-- Begin --

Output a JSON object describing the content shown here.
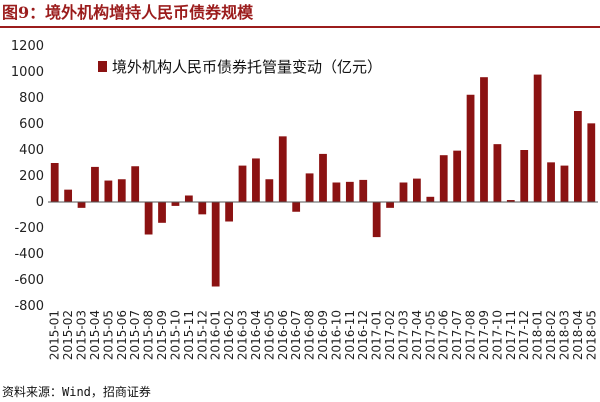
{
  "figure": {
    "title": "图9：境外机构增持人民币债券规模",
    "source": "资料来源：Wind，招商证券"
  },
  "colors": {
    "bar": "#8b1212",
    "title": "#9b1c1c",
    "axis": "#555555"
  },
  "chart_data": {
    "type": "bar",
    "title": "",
    "xlabel": "",
    "ylabel": "",
    "ylim": [
      -800,
      1200
    ],
    "yticks": [
      1200,
      1000,
      800,
      600,
      400,
      200,
      0,
      -200,
      -400,
      -600,
      -800
    ],
    "grid": false,
    "legend_position": "top-left",
    "categories": [
      "2015-01",
      "2015-02",
      "2015-03",
      "2015-04",
      "2015-05",
      "2015-06",
      "2015-07",
      "2015-08",
      "2015-09",
      "2015-10",
      "2015-11",
      "2015-12",
      "2016-01",
      "2016-02",
      "2016-03",
      "2016-04",
      "2016-05",
      "2016-06",
      "2016-07",
      "2016-08",
      "2016-09",
      "2016-10",
      "2016-11",
      "2016-12",
      "2017-01",
      "2017-02",
      "2017-03",
      "2017-04",
      "2017-05",
      "2017-06",
      "2017-07",
      "2017-08",
      "2017-09",
      "2017-10",
      "2017-11",
      "2017-12",
      "2018-01",
      "2018-02",
      "2018-03",
      "2018-04",
      "2018-05"
    ],
    "series": [
      {
        "name": "境外机构人民币债券托管量变动（亿元）",
        "values": [
          300,
          95,
          -45,
          270,
          165,
          175,
          275,
          -250,
          -160,
          -30,
          50,
          -95,
          -650,
          -150,
          280,
          335,
          175,
          505,
          -75,
          220,
          370,
          150,
          155,
          170,
          -270,
          -45,
          150,
          180,
          40,
          360,
          395,
          825,
          960,
          445,
          15,
          400,
          980,
          305,
          280,
          700,
          605
        ]
      }
    ]
  }
}
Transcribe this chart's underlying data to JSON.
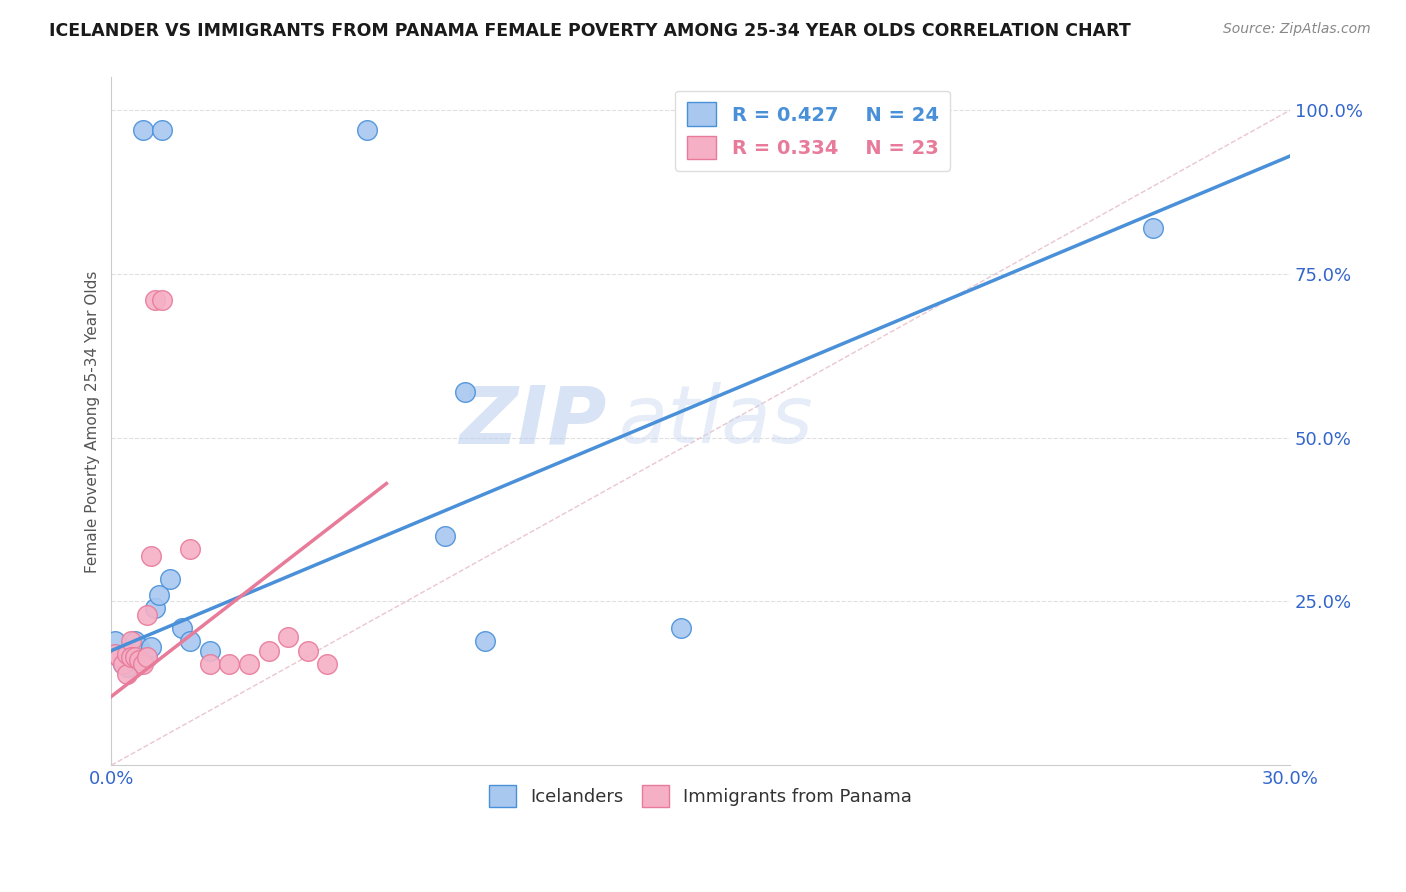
{
  "title": "ICELANDER VS IMMIGRANTS FROM PANAMA FEMALE POVERTY AMONG 25-34 YEAR OLDS CORRELATION CHART",
  "source": "Source: ZipAtlas.com",
  "ylabel": "Female Poverty Among 25-34 Year Olds",
  "xlim": [
    0.0,
    0.3
  ],
  "ylim": [
    0.0,
    1.05
  ],
  "xticks": [
    0.0,
    0.05,
    0.1,
    0.15,
    0.2,
    0.25,
    0.3
  ],
  "xticklabels": [
    "0.0%",
    "",
    "",
    "",
    "",
    "",
    "30.0%"
  ],
  "yticks_right": [
    0.0,
    0.25,
    0.5,
    0.75,
    1.0
  ],
  "yticklabels_right": [
    "",
    "25.0%",
    "50.0%",
    "75.0%",
    "100.0%"
  ],
  "blue_R": 0.427,
  "blue_N": 24,
  "pink_R": 0.334,
  "pink_N": 23,
  "blue_color": "#a8c8f0",
  "blue_line_color": "#4a90d9",
  "pink_color": "#f5b0c5",
  "pink_line_color": "#e87a9a",
  "grid_color": "#e0e0e0",
  "watermark_color": "#c8d8f0",
  "blue_scatter_x": [
    0.008,
    0.013,
    0.065,
    0.09,
    0.001,
    0.002,
    0.003,
    0.004,
    0.005,
    0.006,
    0.007,
    0.008,
    0.009,
    0.01,
    0.011,
    0.012,
    0.015,
    0.018,
    0.02,
    0.025,
    0.085,
    0.095,
    0.145,
    0.265
  ],
  "blue_scatter_y": [
    0.97,
    0.97,
    0.97,
    0.57,
    0.19,
    0.165,
    0.155,
    0.15,
    0.16,
    0.19,
    0.18,
    0.17,
    0.165,
    0.18,
    0.24,
    0.26,
    0.285,
    0.21,
    0.19,
    0.175,
    0.35,
    0.19,
    0.21,
    0.82
  ],
  "pink_scatter_x": [
    0.001,
    0.002,
    0.003,
    0.004,
    0.004,
    0.005,
    0.005,
    0.006,
    0.007,
    0.008,
    0.009,
    0.009,
    0.01,
    0.011,
    0.013,
    0.02,
    0.025,
    0.03,
    0.035,
    0.04,
    0.045,
    0.05,
    0.055
  ],
  "pink_scatter_y": [
    0.17,
    0.165,
    0.155,
    0.14,
    0.17,
    0.19,
    0.165,
    0.165,
    0.16,
    0.155,
    0.165,
    0.23,
    0.32,
    0.71,
    0.71,
    0.33,
    0.155,
    0.155,
    0.155,
    0.175,
    0.195,
    0.175,
    0.155
  ],
  "blue_line_x": [
    0.0,
    0.3
  ],
  "blue_line_y": [
    0.175,
    0.93
  ],
  "pink_line_x": [
    0.0,
    0.07
  ],
  "pink_line_y": [
    0.105,
    0.43
  ],
  "ref_line_x": [
    0.0,
    0.3
  ],
  "ref_line_y": [
    0.0,
    1.0
  ]
}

-- End --

**WHAT TO PRODUCE**
Your copy should hold every record word for word and none of the pictures.

**EXPECTED ANSWER**
Output a JSON object describing the content shown here.
{
  "figure": {
    "title": "图9：境外机构增持人民币债券规模",
    "source": "资料来源：Wind，招商证券"
  },
  "colors": {
    "bar": "#8b1212",
    "title": "#9b1c1c",
    "axis": "#555555"
  },
  "chart_data": {
    "type": "bar",
    "title": "",
    "xlabel": "",
    "ylabel": "",
    "ylim": [
      -800,
      1200
    ],
    "yticks": [
      1200,
      1000,
      800,
      600,
      400,
      200,
      0,
      -200,
      -400,
      -600,
      -800
    ],
    "grid": false,
    "legend_position": "top-left",
    "categories": [
      "2015-01",
      "2015-02",
      "2015-03",
      "2015-04",
      "2015-05",
      "2015-06",
      "2015-07",
      "2015-08",
      "2015-09",
      "2015-10",
      "2015-11",
      "2015-12",
      "2016-01",
      "2016-02",
      "2016-03",
      "2016-04",
      "2016-05",
      "2016-06",
      "2016-07",
      "2016-08",
      "2016-09",
      "2016-10",
      "2016-11",
      "2016-12",
      "2017-01",
      "2017-02",
      "2017-03",
      "2017-04",
      "2017-05",
      "2017-06",
      "2017-07",
      "2017-08",
      "2017-09",
      "2017-10",
      "2017-11",
      "2017-12",
      "2018-01",
      "2018-02",
      "2018-03",
      "2018-04",
      "2018-05"
    ],
    "series": [
      {
        "name": "境外机构人民币债券托管量变动（亿元）",
        "values": [
          300,
          95,
          -45,
          270,
          165,
          175,
          275,
          -250,
          -160,
          -30,
          50,
          -95,
          -650,
          -150,
          280,
          335,
          175,
          505,
          -75,
          220,
          370,
          150,
          155,
          170,
          -270,
          -45,
          150,
          180,
          40,
          360,
          395,
          825,
          960,
          445,
          15,
          400,
          980,
          305,
          280,
          700,
          605
        ]
      }
    ]
  }
}
Transcribe this chart's underlying data to JSON.
{
  "title": "ICELANDER VS IMMIGRANTS FROM PANAMA FEMALE POVERTY AMONG 25-34 YEAR OLDS CORRELATION CHART",
  "source": "Source: ZipAtlas.com",
  "ylabel": "Female Poverty Among 25-34 Year Olds",
  "xlim": [
    0.0,
    0.3
  ],
  "ylim": [
    0.0,
    1.05
  ],
  "xticks": [
    0.0,
    0.05,
    0.1,
    0.15,
    0.2,
    0.25,
    0.3
  ],
  "xticklabels": [
    "0.0%",
    "",
    "",
    "",
    "",
    "",
    "30.0%"
  ],
  "yticks_right": [
    0.0,
    0.25,
    0.5,
    0.75,
    1.0
  ],
  "yticklabels_right": [
    "",
    "25.0%",
    "50.0%",
    "75.0%",
    "100.0%"
  ],
  "blue_R": 0.427,
  "blue_N": 24,
  "pink_R": 0.334,
  "pink_N": 23,
  "blue_color": "#a8c8f0",
  "blue_line_color": "#4a90d9",
  "pink_color": "#f5b0c5",
  "pink_line_color": "#e87a9a",
  "grid_color": "#e0e0e0",
  "watermark_color": "#c8d8f0",
  "blue_scatter_x": [
    0.008,
    0.013,
    0.065,
    0.09,
    0.001,
    0.002,
    0.003,
    0.004,
    0.005,
    0.006,
    0.007,
    0.008,
    0.009,
    0.01,
    0.011,
    0.012,
    0.015,
    0.018,
    0.02,
    0.025,
    0.085,
    0.095,
    0.145,
    0.265
  ],
  "blue_scatter_y": [
    0.97,
    0.97,
    0.97,
    0.57,
    0.19,
    0.165,
    0.155,
    0.15,
    0.16,
    0.19,
    0.18,
    0.17,
    0.165,
    0.18,
    0.24,
    0.26,
    0.285,
    0.21,
    0.19,
    0.175,
    0.35,
    0.19,
    0.21,
    0.82
  ],
  "pink_scatter_x": [
    0.001,
    0.002,
    0.003,
    0.004,
    0.004,
    0.005,
    0.005,
    0.006,
    0.007,
    0.008,
    0.009,
    0.009,
    0.01,
    0.011,
    0.013,
    0.02,
    0.025,
    0.03,
    0.035,
    0.04,
    0.045,
    0.05,
    0.055
  ],
  "pink_scatter_y": [
    0.17,
    0.165,
    0.155,
    0.14,
    0.17,
    0.19,
    0.165,
    0.165,
    0.16,
    0.155,
    0.165,
    0.23,
    0.32,
    0.71,
    0.71,
    0.33,
    0.155,
    0.155,
    0.155,
    0.175,
    0.195,
    0.175,
    0.155
  ],
  "blue_line_x": [
    0.0,
    0.3
  ],
  "blue_line_y": [
    0.175,
    0.93
  ],
  "pink_line_x": [
    0.0,
    0.07
  ],
  "pink_line_y": [
    0.105,
    0.43
  ],
  "ref_line_x": [
    0.0,
    0.3
  ],
  "ref_line_y": [
    0.0,
    1.0
  ]
}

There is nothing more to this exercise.